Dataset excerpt
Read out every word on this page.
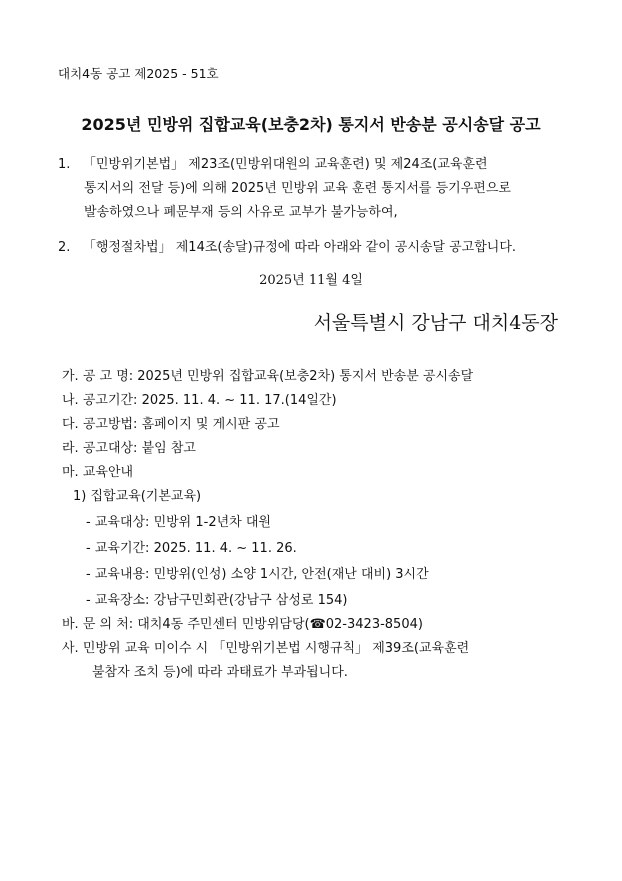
대치4동 공고 제2025 - 51호
2025년 민방위 집합교육(보충2차) 통지서 반송분 공시송달 공고
1. 「민방위기본법」 제23조(민방위대원의 교육훈련) 및 제24조(교육훈련
통지서의 전달 등)에 의해 2025년 민방위 교육 훈련 통지서를 등기우편으로
발송하였으나 폐문부재 등의 사유로 교부가 불가능하여,
2. 「행정절차법」 제14조(송달)규정에 따라 아래와 같이 공시송달 공고합니다.
2025년 11월 4일
서울특별시 강남구 대치4동장
가. 공 고 명: 2025년 민방위 집합교육(보충2차) 통지서 반송분 공시송달
나. 공고기간: 2025. 11. 4. ~ 11. 17.(14일간)
다. 공고방법: 홈페이지 및 게시판 공고
라. 공고대상: 붙임 참고
마. 교육안내
1) 집합교육(기본교육)
- 교육대상: 민방위 1-2년차 대원
- 교육기간: 2025. 11. 4. ~ 11. 26.
- 교육내용: 민방위(인성) 소양 1시간, 안전(재난 대비) 3시간
- 교육장소: 강남구민회관(강남구 삼성로 154)
바. 문 의 처: 대치4동 주민센터 민방위담당(☎02-3423-8504)
사. 민방위 교육 미이수 시 「민방위기본법 시행규칙」 제39조(교육훈련
불참자 조치 등)에 따라 과태료가 부과됩니다.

**Your instructions**. Reproduce every line of the material precisely, omitting its pictures.

**Response to this exercise**.
Read out every word on this page.
대치4동 공고 제2025 - 51호
2025년 민방위 집합교육(보충2차) 통지서 반송분 공시송달 공고
1. 「민방위기본법」 제23조(민방위대원의 교육훈련) 및 제24조(교육훈련
통지서의 전달 등)에 의해 2025년 민방위 교육 훈련 통지서를 등기우편으로
발송하였으나 폐문부재 등의 사유로 교부가 불가능하여,
2. 「행정절차법」 제14조(송달)규정에 따라 아래와 같이 공시송달 공고합니다.
2025년 11월 4일
서울특별시 강남구 대치4동장
가. 공 고 명: 2025년 민방위 집합교육(보충2차) 통지서 반송분 공시송달
나. 공고기간: 2025. 11. 4. ~ 11. 17.(14일간)
다. 공고방법: 홈페이지 및 게시판 공고
라. 공고대상: 붙임 참고
마. 교육안내
1) 집합교육(기본교육)
- 교육대상: 민방위 1-2년차 대원
- 교육기간: 2025. 11. 4. ~ 11. 26.
- 교육내용: 민방위(인성) 소양 1시간, 안전(재난 대비) 3시간
- 교육장소: 강남구민회관(강남구 삼성로 154)
바. 문 의 처: 대치4동 주민센터 민방위담당(☎02-3423-8504)
사. 민방위 교육 미이수 시 「민방위기본법 시행규칙」 제39조(교육훈련
불참자 조치 등)에 따라 과태료가 부과됩니다.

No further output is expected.